━━━ DATASET ━━━

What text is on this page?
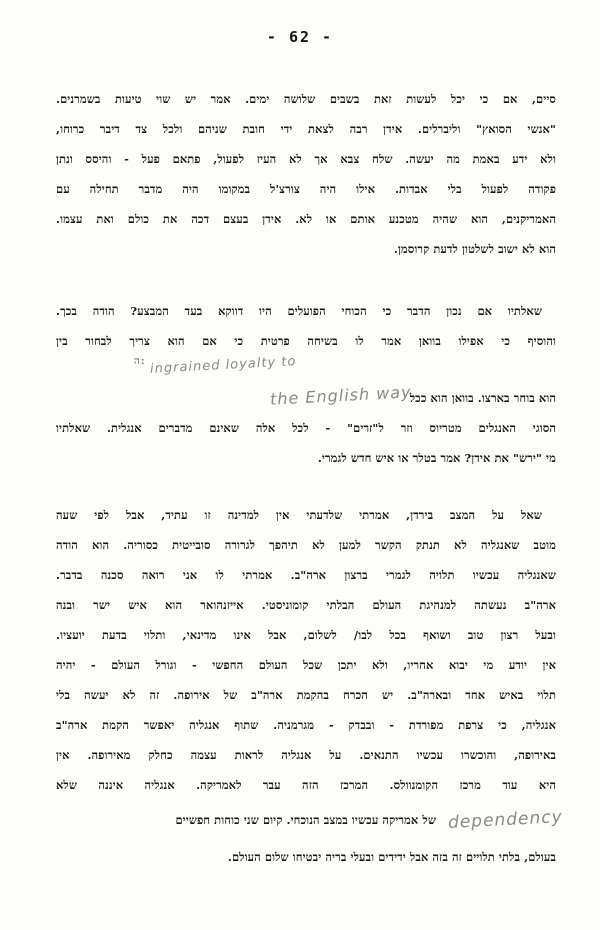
- 62 -
סיים, אם כי יכל לעשות זאת בשבים שלושה ימים. אמר יש שוי טיעות בשמרנים.
"אנשי הסואץ" וליברלים. אידן רבה לצאת ידי חובת שניהם ולכל צד דיבר כרוחו,
ולא ידע באמת מה יעשה. שלח צבא אך לא העיז לפעול, פתאם פעל - והיסס ונתן
פקודה לפעול בלי אבדות. אילו היה צורצ'ל במקומו היה מדבר תחילה עם
האמריקנים, הוא שהיה מטכנע אותם או לא. אידן בעצם דכה את כולם ואת עצמו.
הוא לא ישוב לשלטון לדעת קרוסמן.
שאלתיו אם נכון הדבר כי הכוחי הפועלים היו דווקא בעד המבצע? הודה בכך.
והוסיף כי אפילו בוואן אמר לו בשיחה פרטית כי אם הוא צריך לבחור בין
ה: ingrained loyalty to
the English way
הוא בוחר בארצו. בוואן הוא ככל
הסוגי האנגלים מטריוס וזר ל"זרים" - לכל אלה שאינם מדברים אנגלית. שאלתיו
מי "ירש" את אידן? אמר בטלר או איש חדש לגמרי.
שאל על המצב בירדן, אמרתי שלדעתי אין למדינה זו עתיד, אבל לפי שעה
מוטב שאנגליה לא תנתק הקשר למען לא תיהפך לגרורה סובייטית כסוריה. הוא הודה
שאנגליה עכשיו תלויה לגמרי ברצון ארה"ב. אמרתי לו אני רואה סכנה בדבר.
ארה"ב נעשתה למנהיגת העולם הבלתי קומוניסטי. אייזנהואר הוא איש ישר ובנה
ובעל רצון טוב ושואף בכל לבו/ לשלום, אבל אינו מדינאי, ותלוי בדעת יועציו.
אין יודע מי יבוא אחריו, ולא יתכן שכל העולם החפשי - וגורל העולם - יהיה
תלוי באיש אחד ובארה"ב. יש הכרח בהקמת ארה"ב של אירופה. זה לא יעשה בלי
אנגליה, כי צרפת מפורדת - ובבדק - מגרמניה. שתוף אנגליה יאפשר הקמת ארה"ב
באירופה, והוכשרו עכשיו התנאים. על אנגליה לראות עצמה כחלק מאירופה. אין
היא עוד מרכז הקומנוולס. המרכז הזה עבר לאמריקה. אנגליה איננה שלא
של אמריקה עכשיו במצב הנוכחי. קיום שני כוחות חפשיים dependency
בעולם, בלתי תלויים זה בזה אבל ידידים ובעלי בריה יבטיחו שלום העולם.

━━━

# TASK REQUIREMENTS
Reproduce the material in its entirety and word for word, without the pictures.

# FINISHED TASK
What text is on this page?
- 62 -
סיים, אם כי יכל לעשות זאת בשבים שלושה ימים. אמר יש שוי טיעות בשמרנים.
"אנשי הסואץ" וליברלים. אידן רבה לצאת ידי חובת שניהם ולכל צד דיבר כרוחו,
ולא ידע באמת מה יעשה. שלח צבא אך לא העיז לפעול, פתאם פעל - והיסס ונתן
פקודה לפעול בלי אבדות. אילו היה צורצ'ל במקומו היה מדבר תחילה עם
האמריקנים, הוא שהיה מטכנע אותם או לא. אידן בעצם דכה את כולם ואת עצמו.
הוא לא ישוב לשלטון לדעת קרוסמן.
שאלתיו אם נכון הדבר כי הכוחי הפועלים היו דווקא בעד המבצע? הודה בכך.
והוסיף כי אפילו בוואן אמר לו בשיחה פרטית כי אם הוא צריך לבחור בין
ה: ingrained loyalty to
the English way
הוא בוחר בארצו. בוואן הוא ככל
הסוגי האנגלים מטריוס וזר ל"זרים" - לכל אלה שאינם מדברים אנגלית. שאלתיו
מי "ירש" את אידן? אמר בטלר או איש חדש לגמרי.
שאל על המצב בירדן, אמרתי שלדעתי אין למדינה זו עתיד, אבל לפי שעה
מוטב שאנגליה לא תנתק הקשר למען לא תיהפך לגרורה סובייטית כסוריה. הוא הודה
שאנגליה עכשיו תלויה לגמרי ברצון ארה"ב. אמרתי לו אני רואה סכנה בדבר.
ארה"ב נעשתה למנהיגת העולם הבלתי קומוניסטי. אייזנהואר הוא איש ישר ובנה
ובעל רצון טוב ושואף בכל לבו/ לשלום, אבל אינו מדינאי, ותלוי בדעת יועציו.
אין יודע מי יבוא אחריו, ולא יתכן שכל העולם החפשי - וגורל העולם - יהיה
תלוי באיש אחד ובארה"ב. יש הכרח בהקמת ארה"ב של אירופה. זה לא יעשה בלי
אנגליה, כי צרפת מפורדת - ובבדק - מגרמניה. שתוף אנגליה יאפשר הקמת ארה"ב
באירופה, והוכשרו עכשיו התנאים. על אנגליה לראות עצמה כחלק מאירופה. אין
היא עוד מרכז הקומנוולס. המרכז הזה עבר לאמריקה. אנגליה איננה שלא
של אמריקה עכשיו במצב הנוכחי. קיום שני כוחות חפשיים dependency
בעולם, בלתי תלויים זה בזה אבל ידידים ובעלי בריה יבטיחו שלום העולם.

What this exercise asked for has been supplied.